Problem requirements: Print, exactly and completely, every entry in the data.

◇ ◇ ◇ ◇

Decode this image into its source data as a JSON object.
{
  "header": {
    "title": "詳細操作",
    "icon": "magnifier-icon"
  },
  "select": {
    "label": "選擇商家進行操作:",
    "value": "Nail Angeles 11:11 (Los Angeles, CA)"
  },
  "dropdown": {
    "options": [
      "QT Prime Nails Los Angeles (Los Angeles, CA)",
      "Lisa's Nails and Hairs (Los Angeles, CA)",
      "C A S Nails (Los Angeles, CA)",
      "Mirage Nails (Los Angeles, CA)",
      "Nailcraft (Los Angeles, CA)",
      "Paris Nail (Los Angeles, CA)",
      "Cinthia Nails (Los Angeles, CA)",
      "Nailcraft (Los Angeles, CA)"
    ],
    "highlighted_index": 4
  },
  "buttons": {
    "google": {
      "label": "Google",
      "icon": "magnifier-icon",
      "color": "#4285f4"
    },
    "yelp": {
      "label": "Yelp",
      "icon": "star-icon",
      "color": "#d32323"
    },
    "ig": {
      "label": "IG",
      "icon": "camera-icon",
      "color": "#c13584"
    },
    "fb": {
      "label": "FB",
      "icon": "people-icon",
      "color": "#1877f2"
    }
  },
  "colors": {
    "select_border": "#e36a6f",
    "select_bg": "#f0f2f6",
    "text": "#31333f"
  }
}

◇ ◇ ◇ ◇

Reply:
Decode this image into its source data as a JSON object.
{
  "header": {
    "title": "詳細操作",
    "icon": "magnifier-icon"
  },
  "select": {
    "label": "選擇商家進行操作:",
    "value": "Nail Angeles 11:11 (Los Angeles, CA)"
  },
  "dropdown": {
    "options": [
      "QT Prime Nails Los Angeles (Los Angeles, CA)",
      "Lisa's Nails and Hairs (Los Angeles, CA)",
      "C A S Nails (Los Angeles, CA)",
      "Mirage Nails (Los Angeles, CA)",
      "Nailcraft (Los Angeles, CA)",
      "Paris Nail (Los Angeles, CA)",
      "Cinthia Nails (Los Angeles, CA)",
      "Nailcraft (Los Angeles, CA)"
    ],
    "highlighted_index": 4
  },
  "buttons": {
    "google": {
      "label": "Google",
      "icon": "magnifier-icon",
      "color": "#4285f4"
    },
    "yelp": {
      "label": "Yelp",
      "icon": "star-icon",
      "color": "#d32323"
    },
    "ig": {
      "label": "IG",
      "icon": "camera-icon",
      "color": "#c13584"
    },
    "fb": {
      "label": "FB",
      "icon": "people-icon",
      "color": "#1877f2"
    }
  },
  "colors": {
    "select_border": "#e36a6f",
    "select_bg": "#f0f2f6",
    "text": "#31333f"
  }
}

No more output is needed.